:: REQUEST ::
What lines of the data hold the string "cnindex"? Pull each one out.

:: RAW DATA ::

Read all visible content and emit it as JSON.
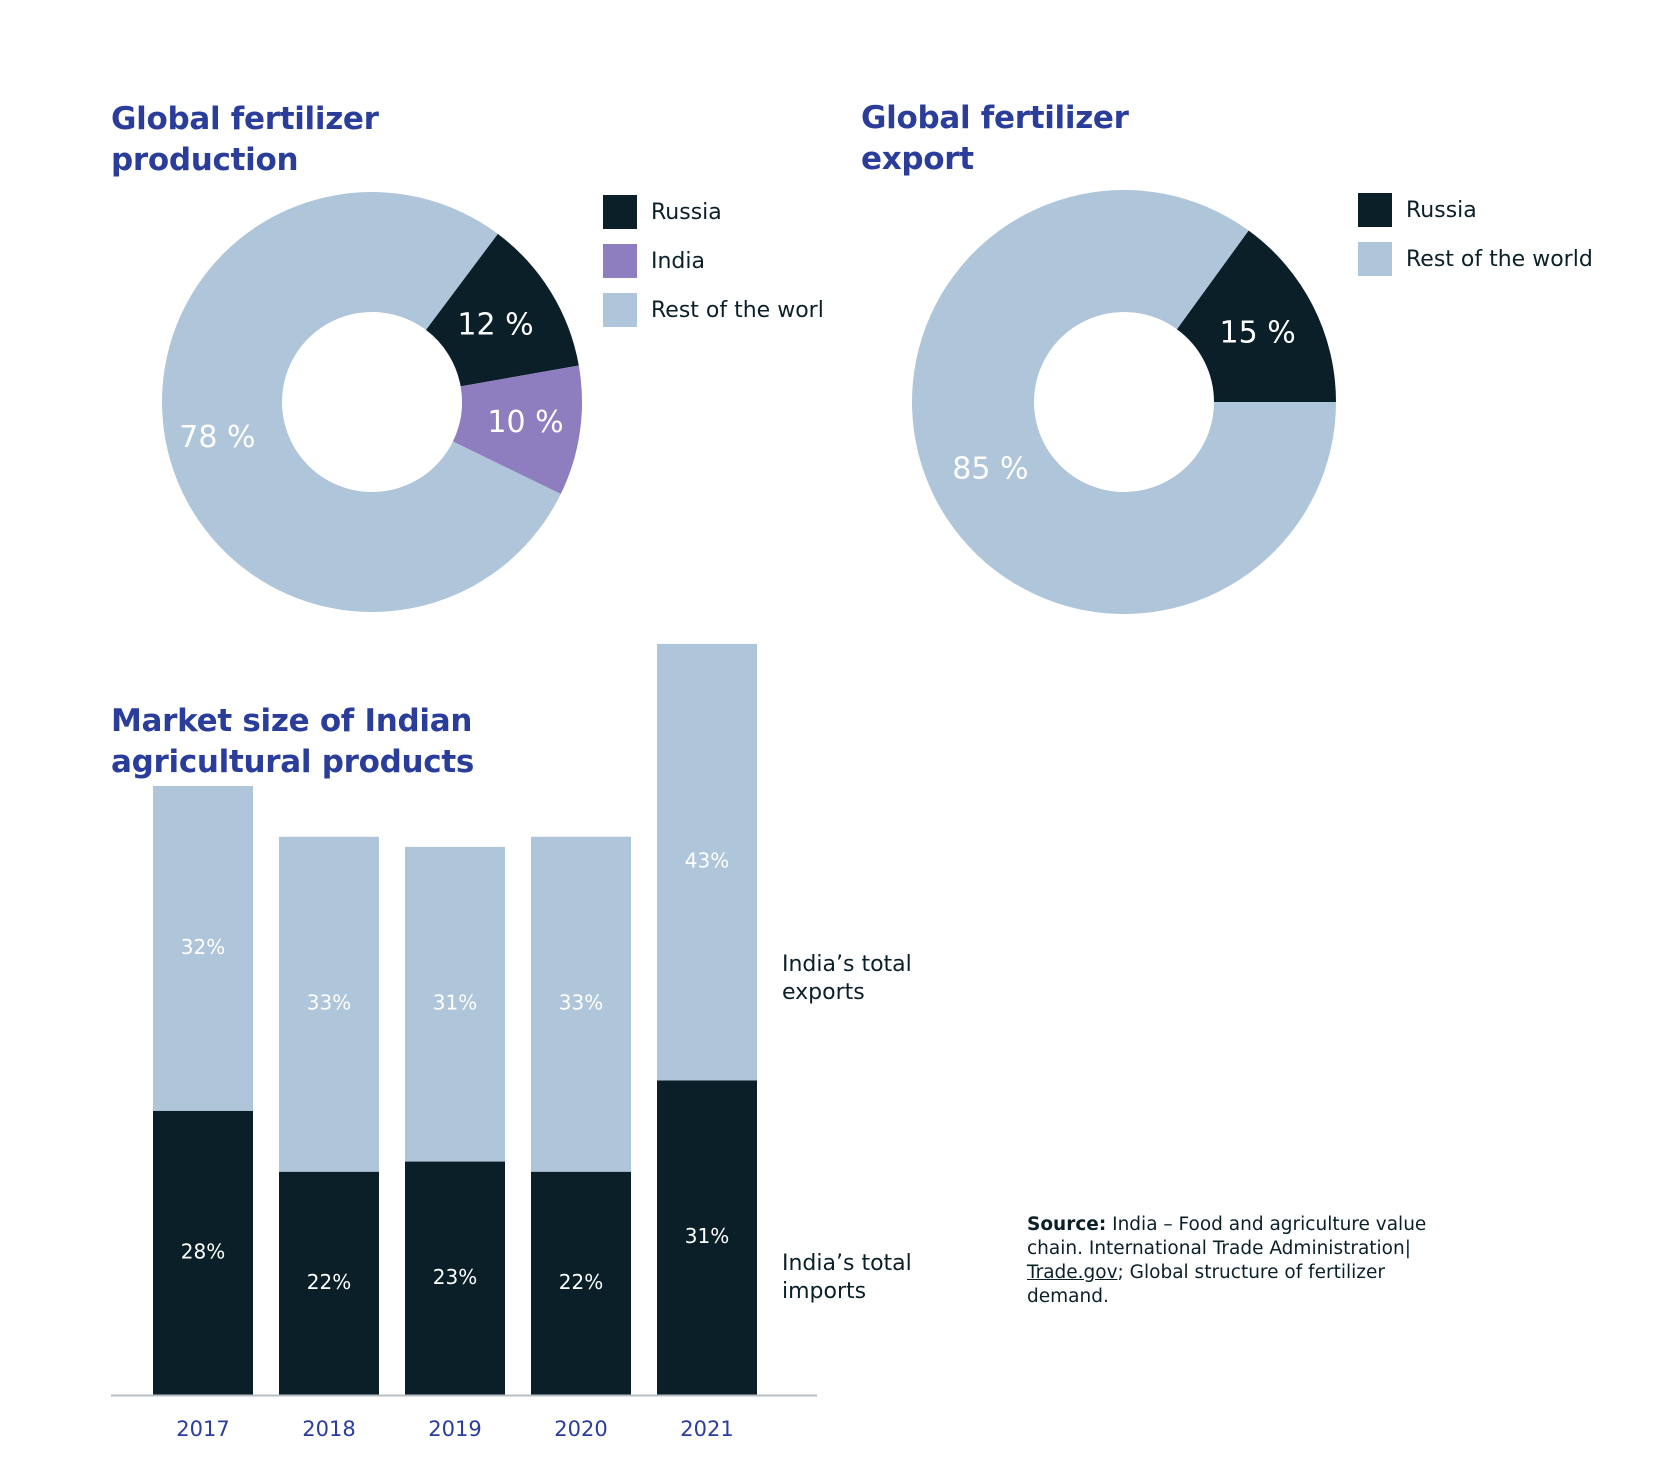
{
  "colors": {
    "russia": "#0b1f29",
    "india": "#8e7dbf",
    "rest": "#afc5d9",
    "title": "#2a3d9a",
    "white": "#ffffff"
  },
  "chart_data": [
    {
      "type": "pie",
      "title_lines": [
        "Global fertilizer",
        "production"
      ],
      "slices": [
        {
          "name": "Russia",
          "value": 12,
          "label": "12 %",
          "color": "#0b1f29"
        },
        {
          "name": "India",
          "value": 10,
          "label": "10 %",
          "color": "#8e7dbf"
        },
        {
          "name": "Rest of the worl",
          "value": 78,
          "label": "78 %",
          "color": "#afc5d9"
        }
      ],
      "legend": "right"
    },
    {
      "type": "pie",
      "title_lines": [
        "Global fertilizer",
        "export"
      ],
      "slices": [
        {
          "name": "Russia",
          "value": 15,
          "label": "15 %",
          "color": "#0b1f29"
        },
        {
          "name": "Rest of the world",
          "value": 85,
          "label": "85 %",
          "color": "#afc5d9"
        }
      ],
      "legend": "right"
    },
    {
      "type": "bar",
      "stacked": true,
      "title_lines": [
        "Market size of Indian",
        "agricultural products"
      ],
      "categories": [
        "2017",
        "2018",
        "2019",
        "2020",
        "2021"
      ],
      "series": [
        {
          "name": "India’s total imports",
          "name_lines": [
            "India’s total",
            "imports"
          ],
          "color": "#0b1f29",
          "values": [
            28,
            22,
            23,
            22,
            31
          ],
          "labels": [
            "28%",
            "22%",
            "23%",
            "22%",
            "31%"
          ]
        },
        {
          "name": "India’s total exports",
          "name_lines": [
            "India’s total",
            "exports"
          ],
          "color": "#afc5d9",
          "values": [
            32,
            33,
            31,
            33,
            43
          ],
          "labels": [
            "32%",
            "33%",
            "31%",
            "33%",
            "43%"
          ]
        }
      ]
    }
  ],
  "source": {
    "label": "Source:",
    "text_before": " India – Food and agriculture value chain. International Trade Administration| ",
    "link": "Trade.gov",
    "text_after": "; Global structure of fertilizer demand."
  }
}
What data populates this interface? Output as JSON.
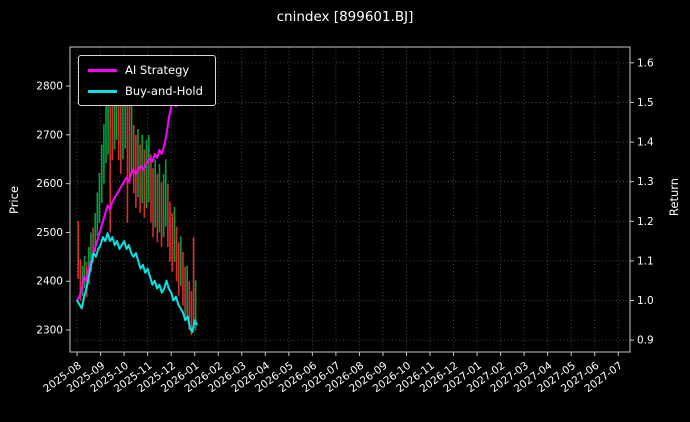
{
  "title": "cnindex [899601.BJ]",
  "axes": {
    "left_label": "Price",
    "right_label": "Return"
  },
  "legend": [
    {
      "label": "AI Strategy",
      "color": "#ff00ff"
    },
    {
      "label": "Buy-and-Hold",
      "color": "#00e5e5"
    }
  ],
  "colors": {
    "background": "#000000",
    "text": "#ffffff",
    "grid": "#5a5a5a",
    "spine": "#c8c8c8",
    "candle_up": "#00a040",
    "candle_down": "#d62f2f",
    "ai_strategy": "#ff00ff",
    "buy_and_hold": "#00e5e5"
  },
  "chart_data": {
    "type": "line",
    "title": "cnindex [899601.BJ]",
    "subtitle": "",
    "x_unit": "months since 2025-08",
    "x_range": [
      -0.3,
      23.5
    ],
    "grid": true,
    "legend_position": "upper left",
    "x_tick_labels": [
      "2025-08",
      "2025-09",
      "2025-10",
      "2025-11",
      "2025-12",
      "2026-01",
      "2026-02",
      "2026-03",
      "2026-04",
      "2026-05",
      "2026-06",
      "2026-07",
      "2026-08",
      "2026-09",
      "2026-10",
      "2026-11",
      "2026-12",
      "2027-01",
      "2027-02",
      "2027-03",
      "2027-04",
      "2027-05",
      "2027-06",
      "2027-07"
    ],
    "price_axis": {
      "label": "Price",
      "range": [
        2255,
        2880
      ],
      "ticks": [
        2300,
        2400,
        2500,
        2600,
        2700,
        2800
      ]
    },
    "return_axis": {
      "label": "Return",
      "range": [
        0.87,
        1.64
      ],
      "ticks": [
        0.9,
        1.0,
        1.1,
        1.2,
        1.3,
        1.4,
        1.5,
        1.6
      ]
    },
    "series": [
      {
        "name": "AI Strategy",
        "axis": "return",
        "color": "#ff00ff",
        "x": [
          0.0,
          0.1,
          0.2,
          0.3,
          0.4,
          0.5,
          0.6,
          0.7,
          0.8,
          0.9,
          1.0,
          1.1,
          1.2,
          1.3,
          1.4,
          1.5,
          1.6,
          1.7,
          1.8,
          1.9,
          2.0,
          2.1,
          2.2,
          2.3,
          2.4,
          2.5,
          2.6,
          2.7,
          2.8,
          2.9,
          3.0,
          3.1,
          3.2,
          3.3,
          3.4,
          3.5,
          3.6,
          3.7,
          3.8,
          3.9,
          4.0,
          4.1,
          4.2,
          4.3,
          4.4,
          4.5,
          4.6,
          4.7,
          4.8,
          4.9,
          5.0,
          5.08
        ],
        "y": [
          1.0,
          1.01,
          1.03,
          1.06,
          1.05,
          1.08,
          1.1,
          1.12,
          1.14,
          1.16,
          1.18,
          1.2,
          1.22,
          1.24,
          1.23,
          1.25,
          1.26,
          1.27,
          1.28,
          1.29,
          1.3,
          1.31,
          1.3,
          1.32,
          1.33,
          1.32,
          1.33,
          1.34,
          1.33,
          1.34,
          1.35,
          1.36,
          1.35,
          1.37,
          1.36,
          1.38,
          1.37,
          1.39,
          1.42,
          1.46,
          1.49,
          1.5,
          1.49,
          1.51,
          1.52,
          1.5,
          1.52,
          1.53,
          1.51,
          1.52,
          1.53,
          1.52
        ]
      },
      {
        "name": "Buy-and-Hold",
        "axis": "return",
        "color": "#00e5e5",
        "x": [
          0.0,
          0.1,
          0.2,
          0.3,
          0.4,
          0.5,
          0.6,
          0.7,
          0.8,
          0.9,
          1.0,
          1.1,
          1.2,
          1.3,
          1.4,
          1.5,
          1.6,
          1.7,
          1.8,
          1.9,
          2.0,
          2.1,
          2.2,
          2.3,
          2.4,
          2.5,
          2.6,
          2.7,
          2.8,
          2.9,
          3.0,
          3.1,
          3.2,
          3.3,
          3.4,
          3.5,
          3.6,
          3.7,
          3.8,
          3.9,
          4.0,
          4.1,
          4.2,
          4.3,
          4.4,
          4.5,
          4.6,
          4.7,
          4.8,
          4.9,
          5.0,
          5.08
        ],
        "y": [
          1.0,
          0.99,
          0.98,
          1.01,
          1.03,
          1.06,
          1.09,
          1.12,
          1.11,
          1.13,
          1.14,
          1.16,
          1.15,
          1.17,
          1.15,
          1.16,
          1.14,
          1.15,
          1.13,
          1.14,
          1.15,
          1.13,
          1.14,
          1.12,
          1.11,
          1.12,
          1.1,
          1.08,
          1.09,
          1.07,
          1.08,
          1.06,
          1.04,
          1.05,
          1.03,
          1.04,
          1.02,
          1.03,
          1.05,
          1.03,
          1.02,
          1.0,
          1.01,
          0.99,
          0.98,
          0.97,
          0.95,
          0.96,
          0.93,
          0.92,
          0.95,
          0.94
        ]
      }
    ],
    "candles": {
      "name": "Daily price high-low bars",
      "axis": "price",
      "up_color": "#00a040",
      "down_color": "#d62f2f",
      "points": [
        [
          0.05,
          2405,
          2523,
          "r"
        ],
        [
          0.14,
          2360,
          2445,
          "r"
        ],
        [
          0.23,
          2370,
          2432,
          "g"
        ],
        [
          0.32,
          2385,
          2452,
          "g"
        ],
        [
          0.41,
          2368,
          2440,
          "r"
        ],
        [
          0.5,
          2395,
          2470,
          "g"
        ],
        [
          0.59,
          2420,
          2500,
          "g"
        ],
        [
          0.68,
          2438,
          2510,
          "r"
        ],
        [
          0.77,
          2460,
          2540,
          "g"
        ],
        [
          0.86,
          2492,
          2582,
          "g"
        ],
        [
          0.95,
          2520,
          2622,
          "g"
        ],
        [
          1.05,
          2560,
          2680,
          "g"
        ],
        [
          1.14,
          2600,
          2722,
          "g"
        ],
        [
          1.23,
          2642,
          2780,
          "g"
        ],
        [
          1.32,
          2660,
          2820,
          "g"
        ],
        [
          1.41,
          2500,
          2840,
          "r"
        ],
        [
          1.5,
          2648,
          2800,
          "r"
        ],
        [
          1.59,
          2670,
          2830,
          "g"
        ],
        [
          1.68,
          2690,
          2852,
          "g"
        ],
        [
          1.77,
          2648,
          2810,
          "r"
        ],
        [
          1.86,
          2620,
          2782,
          "r"
        ],
        [
          1.95,
          2650,
          2800,
          "g"
        ],
        [
          2.05,
          2672,
          2822,
          "g"
        ],
        [
          2.14,
          2520,
          2790,
          "r"
        ],
        [
          2.23,
          2600,
          2760,
          "r"
        ],
        [
          2.32,
          2622,
          2772,
          "g"
        ],
        [
          2.41,
          2580,
          2720,
          "r"
        ],
        [
          2.5,
          2550,
          2700,
          "r"
        ],
        [
          2.59,
          2572,
          2712,
          "g"
        ],
        [
          2.68,
          2540,
          2680,
          "r"
        ],
        [
          2.77,
          2560,
          2700,
          "g"
        ],
        [
          2.86,
          2530,
          2670,
          "r"
        ],
        [
          2.95,
          2550,
          2690,
          "g"
        ],
        [
          3.05,
          2562,
          2700,
          "g"
        ],
        [
          3.14,
          2520,
          2660,
          "r"
        ],
        [
          3.23,
          2490,
          2632,
          "r"
        ],
        [
          3.32,
          2510,
          2650,
          "g"
        ],
        [
          3.41,
          2480,
          2620,
          "r"
        ],
        [
          3.5,
          2500,
          2640,
          "g"
        ],
        [
          3.59,
          2470,
          2602,
          "r"
        ],
        [
          3.68,
          2490,
          2620,
          "g"
        ],
        [
          3.77,
          2512,
          2650,
          "g"
        ],
        [
          3.86,
          2470,
          2600,
          "r"
        ],
        [
          3.95,
          2440,
          2562,
          "r"
        ],
        [
          4.05,
          2420,
          2540,
          "r"
        ],
        [
          4.14,
          2440,
          2552,
          "g"
        ],
        [
          4.23,
          2400,
          2512,
          "r"
        ],
        [
          4.32,
          2370,
          2480,
          "r"
        ],
        [
          4.41,
          2390,
          2492,
          "g"
        ],
        [
          4.5,
          2350,
          2460,
          "r"
        ],
        [
          4.59,
          2320,
          2430,
          "r"
        ],
        [
          4.68,
          2330,
          2432,
          "g"
        ],
        [
          4.77,
          2300,
          2400,
          "r"
        ],
        [
          4.86,
          2290,
          2380,
          "r"
        ],
        [
          4.95,
          2310,
          2490,
          "r"
        ],
        [
          5.04,
          2300,
          2402,
          "g"
        ]
      ]
    }
  }
}
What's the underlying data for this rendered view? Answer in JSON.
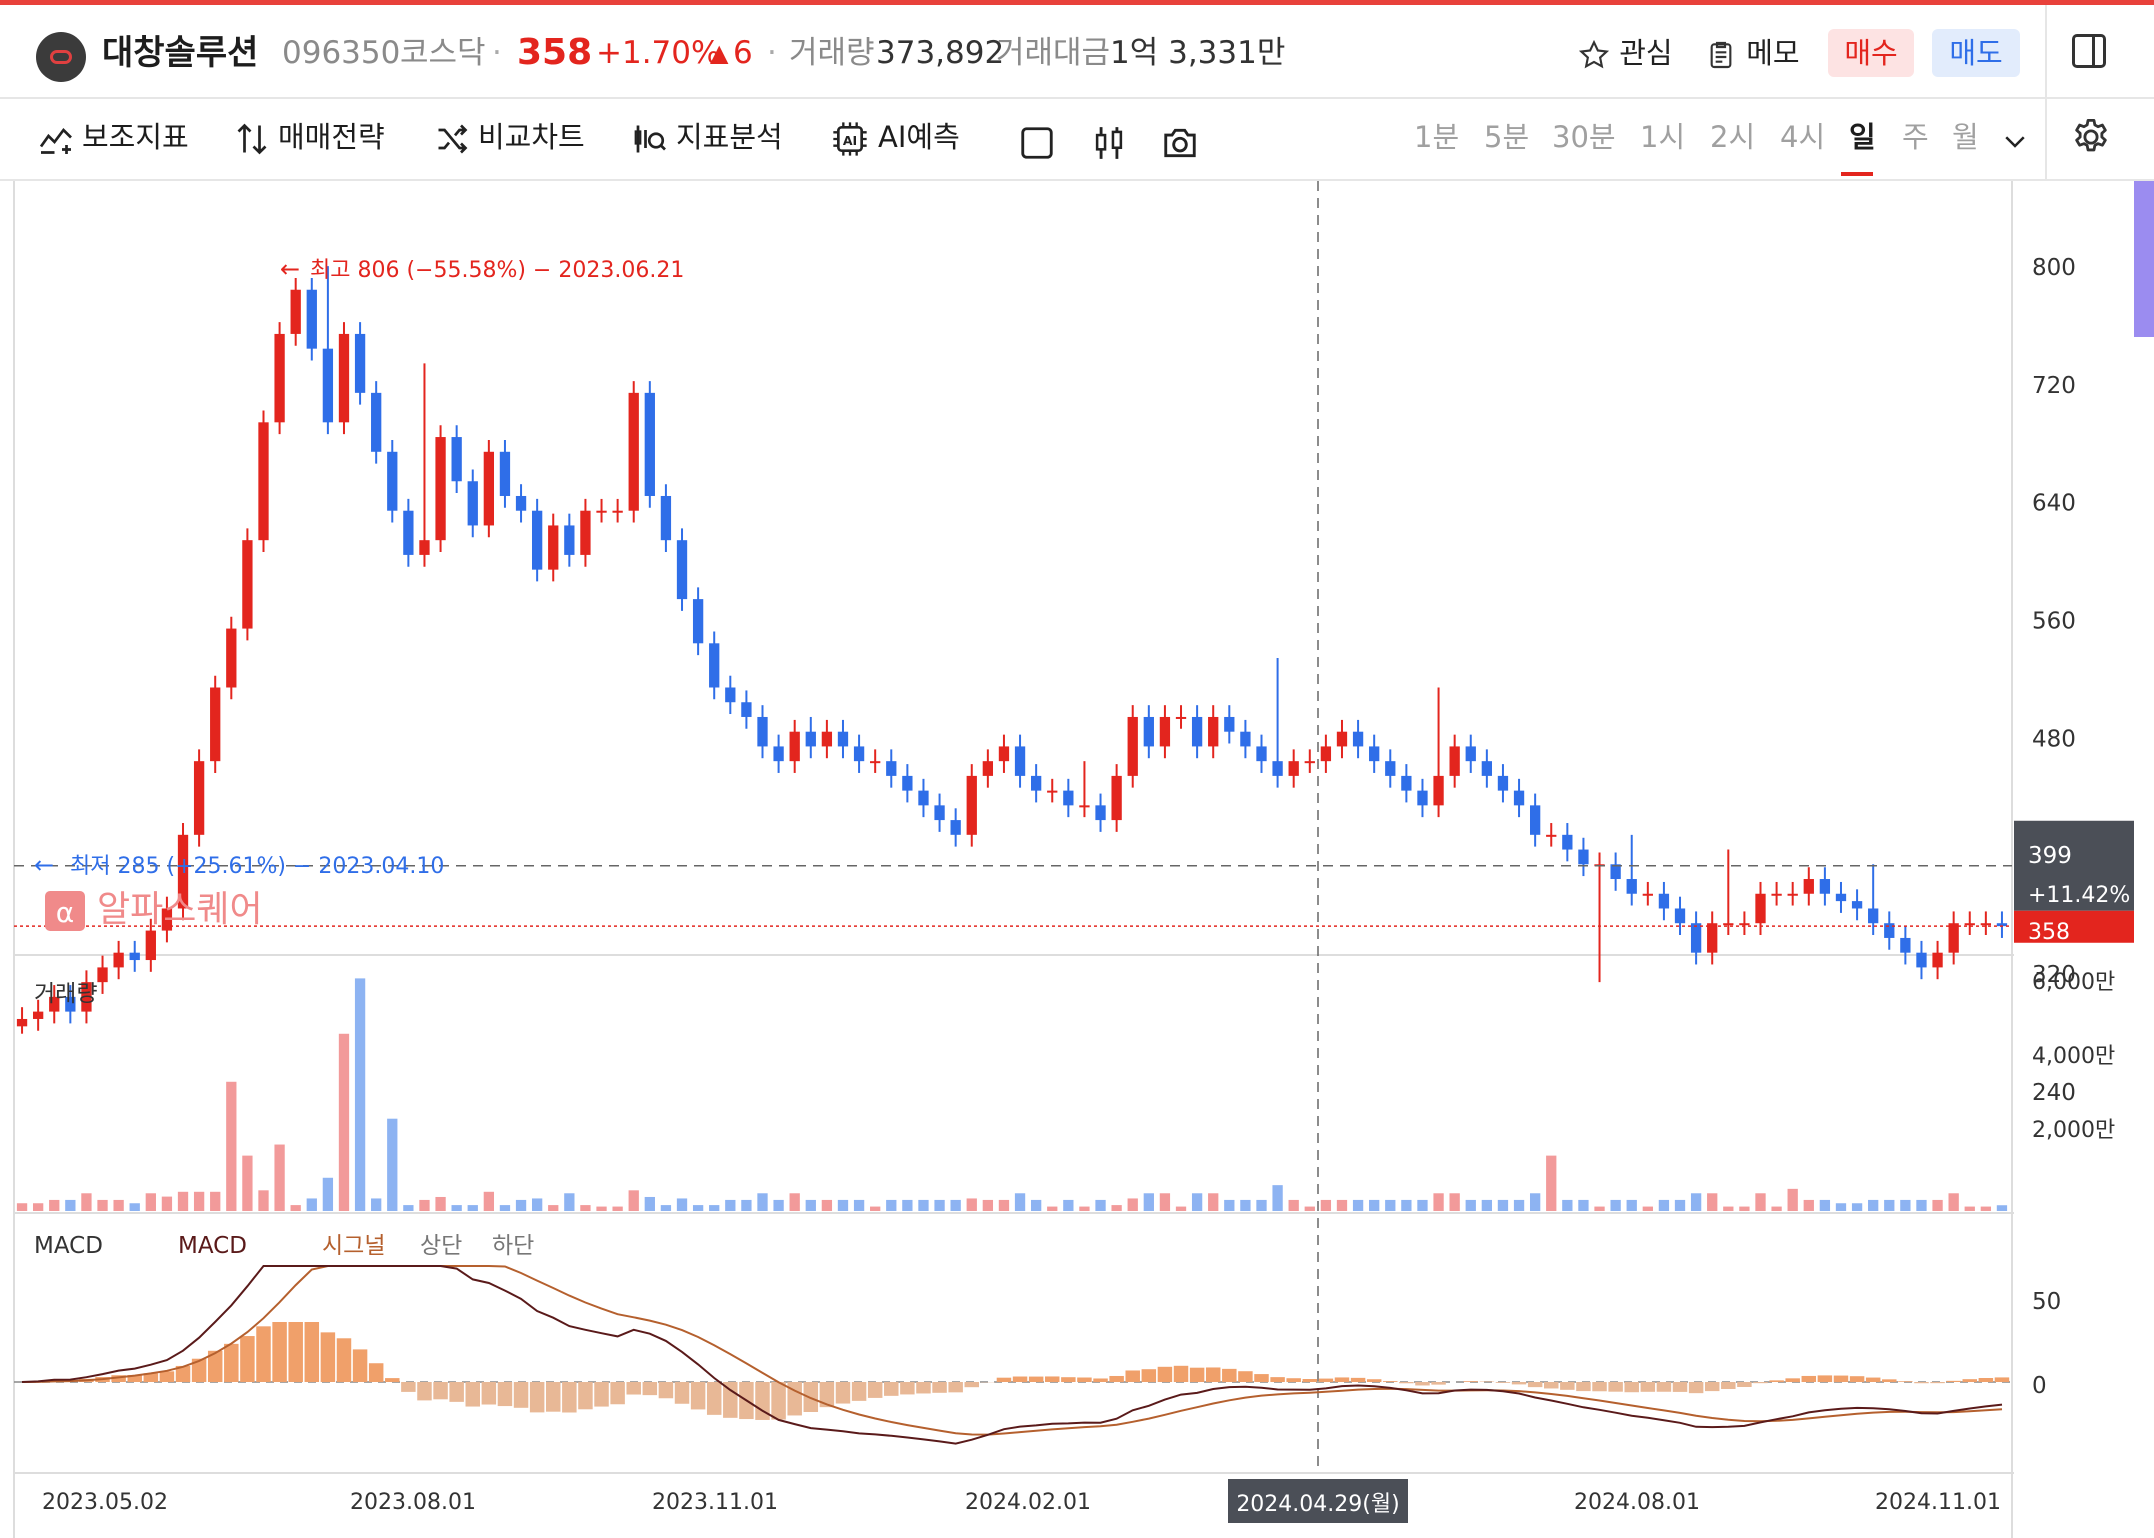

:: RESULT FOR THIS TASK ::
  "title": "cnindex [899601.BJ]",
    "title": "cnindex [899601.BJ]",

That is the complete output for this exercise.